▸ RECORDS FOR THE TASK
■ ■ ■ ■ ■ ■ ■

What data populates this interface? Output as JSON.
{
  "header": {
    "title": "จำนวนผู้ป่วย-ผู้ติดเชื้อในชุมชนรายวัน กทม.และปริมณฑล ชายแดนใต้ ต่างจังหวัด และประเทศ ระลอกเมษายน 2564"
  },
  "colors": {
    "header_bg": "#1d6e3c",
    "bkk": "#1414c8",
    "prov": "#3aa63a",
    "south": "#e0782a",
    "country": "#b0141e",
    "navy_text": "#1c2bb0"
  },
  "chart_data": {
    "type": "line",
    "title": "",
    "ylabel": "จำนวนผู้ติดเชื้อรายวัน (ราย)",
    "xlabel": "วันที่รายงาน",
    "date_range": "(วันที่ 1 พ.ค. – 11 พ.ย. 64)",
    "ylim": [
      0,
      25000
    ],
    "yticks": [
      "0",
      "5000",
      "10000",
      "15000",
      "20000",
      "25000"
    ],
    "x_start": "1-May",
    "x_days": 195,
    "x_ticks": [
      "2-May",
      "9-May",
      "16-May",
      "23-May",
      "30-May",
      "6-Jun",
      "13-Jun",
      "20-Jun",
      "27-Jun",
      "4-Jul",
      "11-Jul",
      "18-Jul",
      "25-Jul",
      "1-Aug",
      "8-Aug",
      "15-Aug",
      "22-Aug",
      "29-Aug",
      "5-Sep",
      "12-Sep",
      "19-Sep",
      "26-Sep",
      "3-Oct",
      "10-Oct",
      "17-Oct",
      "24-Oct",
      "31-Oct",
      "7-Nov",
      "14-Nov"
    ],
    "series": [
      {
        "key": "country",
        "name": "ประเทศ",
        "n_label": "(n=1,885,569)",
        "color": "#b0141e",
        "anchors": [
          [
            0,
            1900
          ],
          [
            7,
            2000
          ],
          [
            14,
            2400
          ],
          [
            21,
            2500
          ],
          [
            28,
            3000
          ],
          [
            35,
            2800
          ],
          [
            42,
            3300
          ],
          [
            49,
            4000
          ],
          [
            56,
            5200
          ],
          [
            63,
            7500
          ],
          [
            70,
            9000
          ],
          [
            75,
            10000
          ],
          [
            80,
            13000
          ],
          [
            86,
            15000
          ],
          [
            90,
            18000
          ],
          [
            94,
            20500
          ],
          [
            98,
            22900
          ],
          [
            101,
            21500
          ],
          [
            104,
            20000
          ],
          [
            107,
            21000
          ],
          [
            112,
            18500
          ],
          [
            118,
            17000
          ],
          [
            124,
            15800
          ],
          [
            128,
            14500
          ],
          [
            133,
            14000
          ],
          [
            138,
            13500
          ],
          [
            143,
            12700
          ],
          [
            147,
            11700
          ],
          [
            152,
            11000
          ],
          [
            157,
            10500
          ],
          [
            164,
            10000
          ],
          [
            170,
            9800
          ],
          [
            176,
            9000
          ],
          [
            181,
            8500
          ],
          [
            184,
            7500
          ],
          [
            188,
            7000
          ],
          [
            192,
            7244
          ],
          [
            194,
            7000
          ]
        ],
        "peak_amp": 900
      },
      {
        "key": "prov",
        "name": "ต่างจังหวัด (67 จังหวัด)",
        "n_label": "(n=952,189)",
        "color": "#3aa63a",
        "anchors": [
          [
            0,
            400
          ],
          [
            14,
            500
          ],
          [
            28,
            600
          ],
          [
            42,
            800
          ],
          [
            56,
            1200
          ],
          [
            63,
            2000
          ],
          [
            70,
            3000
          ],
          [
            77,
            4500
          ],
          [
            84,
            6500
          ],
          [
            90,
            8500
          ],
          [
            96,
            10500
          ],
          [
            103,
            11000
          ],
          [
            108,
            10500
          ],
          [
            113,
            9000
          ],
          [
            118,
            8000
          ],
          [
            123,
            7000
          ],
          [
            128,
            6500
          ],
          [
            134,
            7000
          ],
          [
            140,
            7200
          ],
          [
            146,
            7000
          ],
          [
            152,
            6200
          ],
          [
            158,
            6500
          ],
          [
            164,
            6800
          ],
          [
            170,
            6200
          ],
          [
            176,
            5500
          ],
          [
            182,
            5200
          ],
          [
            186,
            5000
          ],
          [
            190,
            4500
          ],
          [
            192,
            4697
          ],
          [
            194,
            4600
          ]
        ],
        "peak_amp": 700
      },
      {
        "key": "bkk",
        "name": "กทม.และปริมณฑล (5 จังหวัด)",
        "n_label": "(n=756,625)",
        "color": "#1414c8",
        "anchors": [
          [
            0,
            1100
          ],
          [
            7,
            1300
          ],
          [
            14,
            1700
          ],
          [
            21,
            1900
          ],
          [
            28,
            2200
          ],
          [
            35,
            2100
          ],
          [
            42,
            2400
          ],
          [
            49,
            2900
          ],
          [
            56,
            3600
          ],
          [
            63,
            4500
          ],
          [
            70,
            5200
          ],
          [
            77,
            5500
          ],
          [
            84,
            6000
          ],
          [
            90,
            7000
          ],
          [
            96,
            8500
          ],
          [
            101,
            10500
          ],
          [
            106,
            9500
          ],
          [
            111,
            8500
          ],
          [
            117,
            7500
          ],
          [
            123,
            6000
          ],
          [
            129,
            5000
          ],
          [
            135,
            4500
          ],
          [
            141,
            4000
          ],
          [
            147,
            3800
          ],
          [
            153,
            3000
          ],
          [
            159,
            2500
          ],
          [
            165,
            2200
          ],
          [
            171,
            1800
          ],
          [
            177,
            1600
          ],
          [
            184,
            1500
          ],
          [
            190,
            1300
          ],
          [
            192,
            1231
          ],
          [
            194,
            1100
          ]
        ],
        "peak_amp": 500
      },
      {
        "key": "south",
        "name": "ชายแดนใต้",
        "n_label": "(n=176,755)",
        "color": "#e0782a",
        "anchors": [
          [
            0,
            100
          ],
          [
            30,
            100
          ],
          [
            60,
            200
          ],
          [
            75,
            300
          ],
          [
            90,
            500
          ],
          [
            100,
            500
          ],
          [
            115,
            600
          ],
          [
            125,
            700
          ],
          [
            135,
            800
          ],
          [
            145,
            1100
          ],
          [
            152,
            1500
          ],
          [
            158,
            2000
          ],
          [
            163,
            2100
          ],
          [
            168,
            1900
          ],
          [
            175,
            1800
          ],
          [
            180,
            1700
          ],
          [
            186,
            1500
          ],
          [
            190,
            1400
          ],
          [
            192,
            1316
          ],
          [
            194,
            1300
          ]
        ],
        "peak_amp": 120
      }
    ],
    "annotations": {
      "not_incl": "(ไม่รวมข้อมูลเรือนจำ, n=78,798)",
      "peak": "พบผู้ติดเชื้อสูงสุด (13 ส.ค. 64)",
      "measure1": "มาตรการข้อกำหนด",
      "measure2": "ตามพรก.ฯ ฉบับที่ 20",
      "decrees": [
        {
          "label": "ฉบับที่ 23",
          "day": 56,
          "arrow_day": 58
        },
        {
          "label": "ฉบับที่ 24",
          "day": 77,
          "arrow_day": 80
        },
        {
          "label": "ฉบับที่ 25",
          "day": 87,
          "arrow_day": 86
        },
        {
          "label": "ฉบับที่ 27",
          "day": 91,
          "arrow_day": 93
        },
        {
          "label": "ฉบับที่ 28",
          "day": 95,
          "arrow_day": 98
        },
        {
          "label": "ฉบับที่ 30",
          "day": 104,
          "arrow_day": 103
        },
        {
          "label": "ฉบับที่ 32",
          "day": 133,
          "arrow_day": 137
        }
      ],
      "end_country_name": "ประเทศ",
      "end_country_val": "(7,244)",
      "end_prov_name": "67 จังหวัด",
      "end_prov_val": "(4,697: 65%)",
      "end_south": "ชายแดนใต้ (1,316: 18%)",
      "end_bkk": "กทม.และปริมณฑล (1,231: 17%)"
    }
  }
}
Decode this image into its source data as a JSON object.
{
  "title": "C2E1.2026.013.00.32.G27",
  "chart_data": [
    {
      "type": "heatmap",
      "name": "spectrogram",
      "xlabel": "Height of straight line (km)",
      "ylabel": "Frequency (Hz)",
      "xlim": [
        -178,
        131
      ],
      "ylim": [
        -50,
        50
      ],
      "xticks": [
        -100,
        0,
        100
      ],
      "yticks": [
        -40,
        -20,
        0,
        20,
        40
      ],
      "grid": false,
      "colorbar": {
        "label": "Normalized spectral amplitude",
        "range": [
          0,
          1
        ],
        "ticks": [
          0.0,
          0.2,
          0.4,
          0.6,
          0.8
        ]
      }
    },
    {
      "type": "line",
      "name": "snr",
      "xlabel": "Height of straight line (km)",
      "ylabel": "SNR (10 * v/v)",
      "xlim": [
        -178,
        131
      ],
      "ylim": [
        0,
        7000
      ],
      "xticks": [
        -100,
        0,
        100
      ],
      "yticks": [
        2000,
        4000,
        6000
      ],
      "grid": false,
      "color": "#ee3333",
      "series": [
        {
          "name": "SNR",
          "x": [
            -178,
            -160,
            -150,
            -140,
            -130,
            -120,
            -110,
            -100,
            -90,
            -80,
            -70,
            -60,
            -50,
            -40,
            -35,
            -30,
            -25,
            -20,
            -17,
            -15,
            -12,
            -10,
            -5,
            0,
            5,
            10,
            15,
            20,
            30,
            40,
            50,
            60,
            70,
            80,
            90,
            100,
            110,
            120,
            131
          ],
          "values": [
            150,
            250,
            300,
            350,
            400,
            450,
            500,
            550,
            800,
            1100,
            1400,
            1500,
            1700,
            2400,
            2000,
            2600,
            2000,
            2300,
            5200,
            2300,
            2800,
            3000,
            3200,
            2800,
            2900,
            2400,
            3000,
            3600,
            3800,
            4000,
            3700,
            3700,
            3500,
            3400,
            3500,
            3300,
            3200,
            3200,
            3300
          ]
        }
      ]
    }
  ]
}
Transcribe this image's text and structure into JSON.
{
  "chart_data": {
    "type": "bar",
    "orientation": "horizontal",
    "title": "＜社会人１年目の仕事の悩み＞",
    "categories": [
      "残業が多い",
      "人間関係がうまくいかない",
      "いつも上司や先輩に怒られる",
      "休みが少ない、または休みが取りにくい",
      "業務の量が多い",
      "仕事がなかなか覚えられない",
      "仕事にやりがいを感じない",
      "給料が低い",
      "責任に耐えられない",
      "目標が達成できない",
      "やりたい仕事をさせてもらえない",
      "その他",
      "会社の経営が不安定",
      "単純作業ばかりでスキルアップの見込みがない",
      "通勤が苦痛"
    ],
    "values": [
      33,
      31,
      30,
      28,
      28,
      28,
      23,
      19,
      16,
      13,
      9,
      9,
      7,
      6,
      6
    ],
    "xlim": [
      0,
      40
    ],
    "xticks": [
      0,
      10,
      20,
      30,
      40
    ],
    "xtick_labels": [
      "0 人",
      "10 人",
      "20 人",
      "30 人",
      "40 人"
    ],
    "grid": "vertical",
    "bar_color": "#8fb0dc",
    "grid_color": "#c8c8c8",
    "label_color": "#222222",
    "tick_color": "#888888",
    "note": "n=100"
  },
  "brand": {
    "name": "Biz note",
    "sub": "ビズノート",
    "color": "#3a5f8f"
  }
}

■ ■ ■ ■ ■ ■ ■

▸ DIRECTIVE
Gather all lines of the records that include the word "type".

▸ REPLY TO THE EXERCISE
    "type": "line",
      "type": "heatmap",
      "type": "line",
    "type": "bar",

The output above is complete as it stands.